# Objective
Show every line below where "Intravenous" can be found.

########################################

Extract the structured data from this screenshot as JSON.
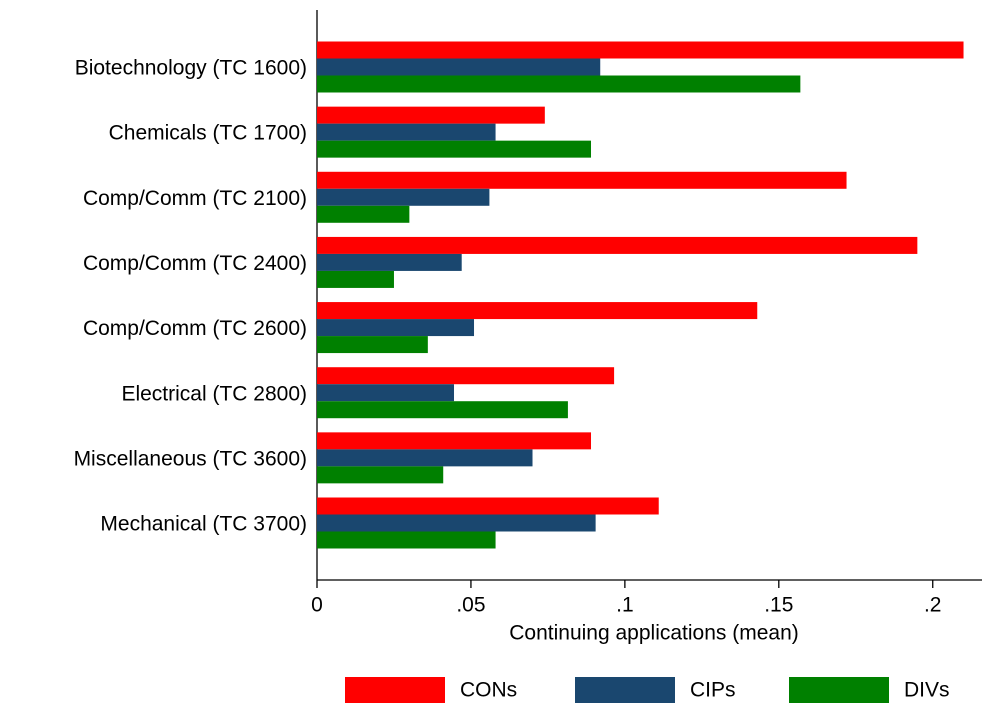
{
  "chart_data": {
    "type": "bar",
    "orientation": "horizontal",
    "x_label": "Continuing applications (mean)",
    "categories": [
      "Biotechnology (TC 1600)",
      "Chemicals (TC 1700)",
      "Comp/Comm (TC 2100)",
      "Comp/Comm (TC 2400)",
      "Comp/Comm (TC 2600)",
      "Electrical (TC 2800)",
      "Miscellaneous (TC 3600)",
      "Mechanical (TC 3700)"
    ],
    "series": [
      {
        "name": "CONs",
        "color": "#ff0000",
        "values": [
          0.21,
          0.074,
          0.172,
          0.195,
          0.143,
          0.0965,
          0.089,
          0.111
        ]
      },
      {
        "name": "CIPs",
        "color": "#1a476f",
        "values": [
          0.092,
          0.058,
          0.056,
          0.047,
          0.051,
          0.0445,
          0.07,
          0.0905
        ]
      },
      {
        "name": "DIVs",
        "color": "#008000",
        "values": [
          0.157,
          0.089,
          0.03,
          0.025,
          0.036,
          0.0815,
          0.041,
          0.058
        ]
      }
    ],
    "xlim": [
      0,
      0.216
    ],
    "xticks": [
      0,
      {
        "value": 0.05,
        "label": ".05"
      },
      {
        "value": 0.1,
        "label": ".1"
      },
      {
        "value": 0.15,
        "label": ".15"
      },
      {
        "value": 0.2,
        "label": ".2"
      }
    ],
    "grid": false,
    "legend": "bottom"
  }
}
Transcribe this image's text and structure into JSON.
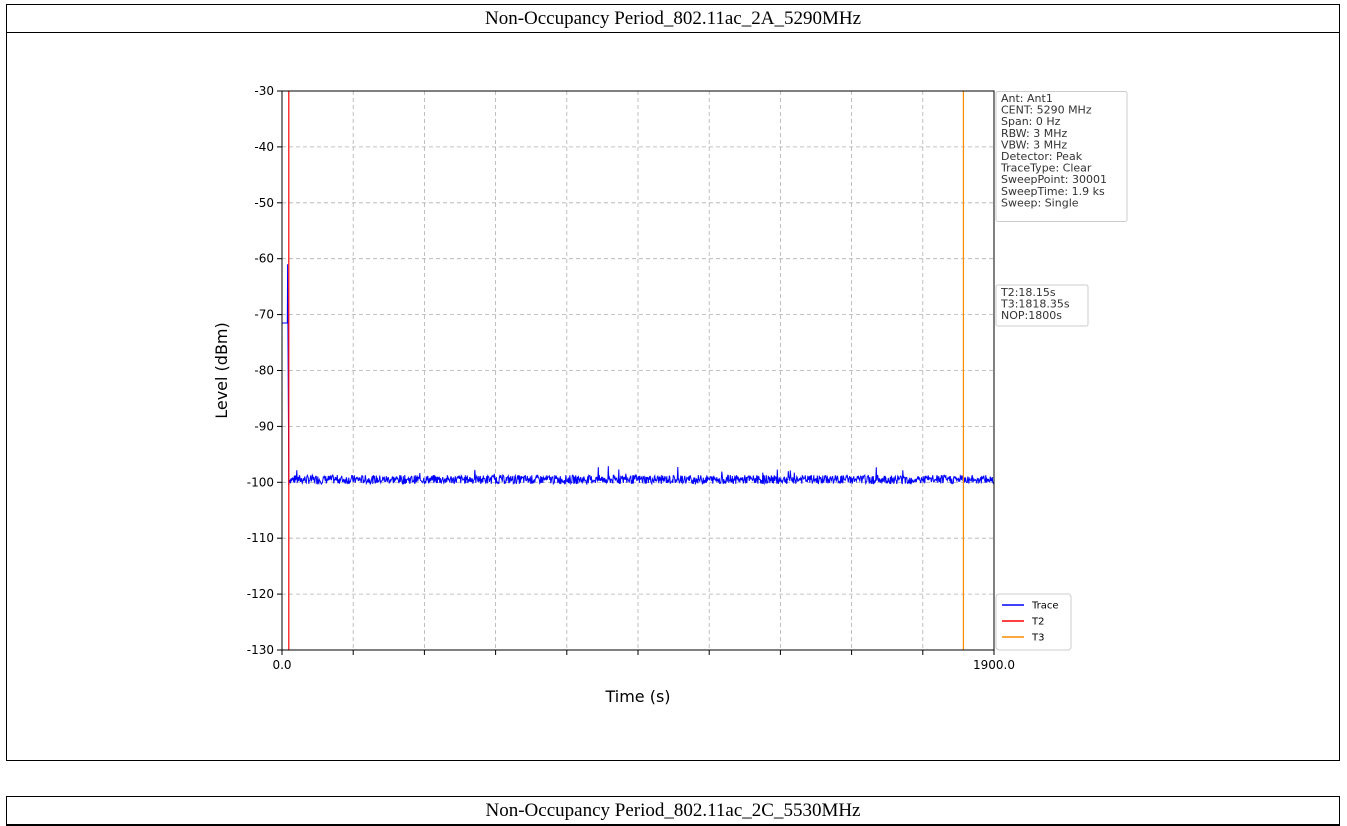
{
  "panels": [
    {
      "title": "Non-Occupancy Period_802.11ac_2A_5290MHz"
    },
    {
      "title": "Non-Occupancy Period_802.11ac_2C_5530MHz"
    }
  ],
  "chart_data": {
    "type": "line",
    "title": "",
    "xlabel": "Time (s)",
    "ylabel": "Level (dBm)",
    "xlim": [
      0,
      1900
    ],
    "ylim": [
      -130,
      -30
    ],
    "x_tick_labels": [
      "0.0",
      "1900.0"
    ],
    "y_ticks": [
      -30,
      -40,
      -50,
      -60,
      -70,
      -80,
      -90,
      -100,
      -110,
      -120,
      -130
    ],
    "grid": true,
    "noise_floor_dbm": -99.5,
    "burst_segment": {
      "x_start": 0,
      "x_end": 18.15,
      "level_dbm": -71.5,
      "peak_dbm": -61
    },
    "series": [
      {
        "name": "Trace",
        "color": "#0000ff"
      },
      {
        "name": "T2",
        "color": "#ff0000",
        "x": 18.15
      },
      {
        "name": "T3",
        "color": "#ff8c00",
        "x": 1818.35
      }
    ],
    "info_box": [
      "Ant: Ant1",
      "CENT: 5290 MHz",
      "Span: 0 Hz",
      "RBW: 3 MHz",
      "VBW: 3 MHz",
      "Detector: Peak",
      "TraceType: Clear",
      "SweepPoint: 30001",
      "SweepTime: 1.9 ks",
      "Sweep: Single"
    ],
    "timing_box": [
      "T2:18.15s",
      "T3:1818.35s",
      "NOP:1800s"
    ],
    "legend_position": "lower right"
  }
}
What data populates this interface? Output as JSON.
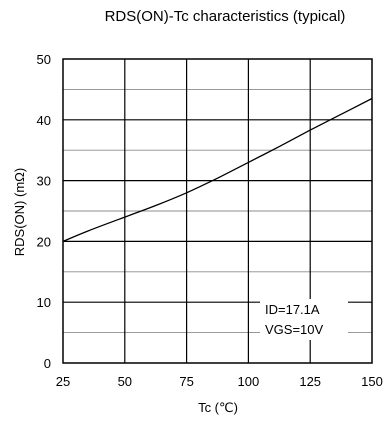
{
  "chart_data": {
    "type": "line",
    "title": "RDS(ON)-Tc characteristics (typical)",
    "xlabel": "Tc (℃)",
    "ylabel": "RDS(ON) (mΩ)",
    "xlim": [
      25,
      150
    ],
    "ylim": [
      0,
      50
    ],
    "x_ticks": [
      25,
      50,
      75,
      100,
      125,
      150
    ],
    "y_ticks": [
      0,
      10,
      20,
      30,
      40,
      50
    ],
    "grid": true,
    "series": [
      {
        "x": [
          25,
          35,
          50,
          62.5,
          75,
          87.5,
          100,
          112.5,
          125,
          137.5,
          150
        ],
        "y": [
          20.0,
          21.7,
          24.0,
          25.9,
          28.0,
          30.4,
          33.0,
          35.6,
          38.3,
          40.9,
          43.5
        ]
      }
    ],
    "annotations": [
      "ID=17.1A",
      "VGS=10V"
    ]
  }
}
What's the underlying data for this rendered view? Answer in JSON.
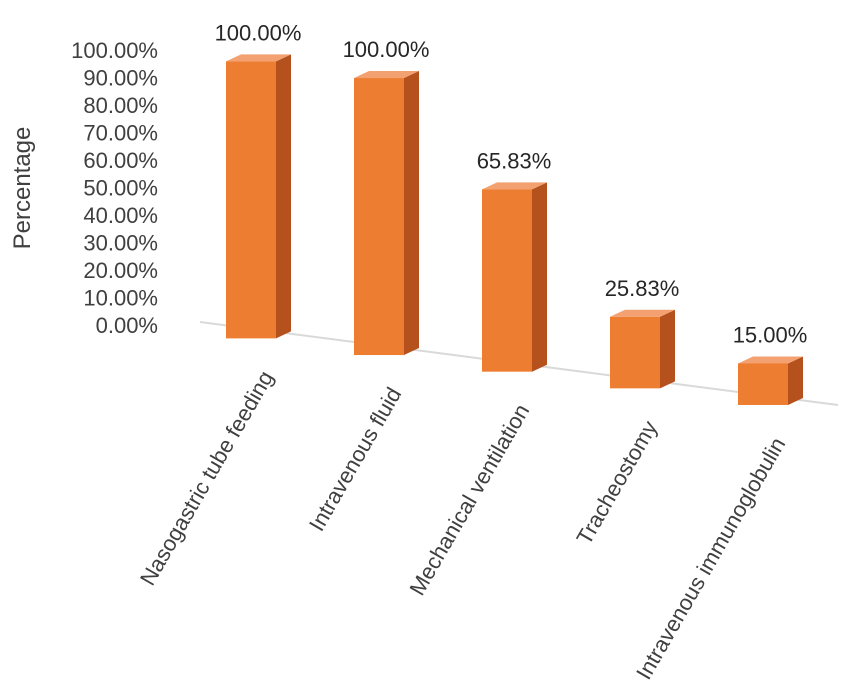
{
  "chart_data": {
    "type": "bar",
    "style": "3d-column",
    "ylabel": "Percentage",
    "xlabel": "",
    "title": "",
    "ylim": [
      0,
      100
    ],
    "y_ticks": [
      "100.00%",
      "90.00%",
      "80.00%",
      "70.00%",
      "60.00%",
      "50.00%",
      "40.00%",
      "30.00%",
      "20.00%",
      "10.00%",
      "0.00%"
    ],
    "categories": [
      "Nasogastric tube feeding",
      "Intravenous fluid",
      "Mechanical ventilation",
      "Tracheostomy",
      "Intravenous immunoglobulin"
    ],
    "values": [
      100.0,
      100.0,
      65.83,
      25.83,
      15.0
    ],
    "data_labels": [
      "100.00%",
      "100.00%",
      "65.83%",
      "25.83%",
      "15.00%"
    ],
    "grid": false,
    "legend": "none",
    "colors": {
      "front": "#ED7D31",
      "side": "#B4511D",
      "top": "#F4A171",
      "axis": "#D9D9D9"
    }
  }
}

########################################

# Complete response
      "Intravenous fluid",
      "Intravenous immunoglobulin"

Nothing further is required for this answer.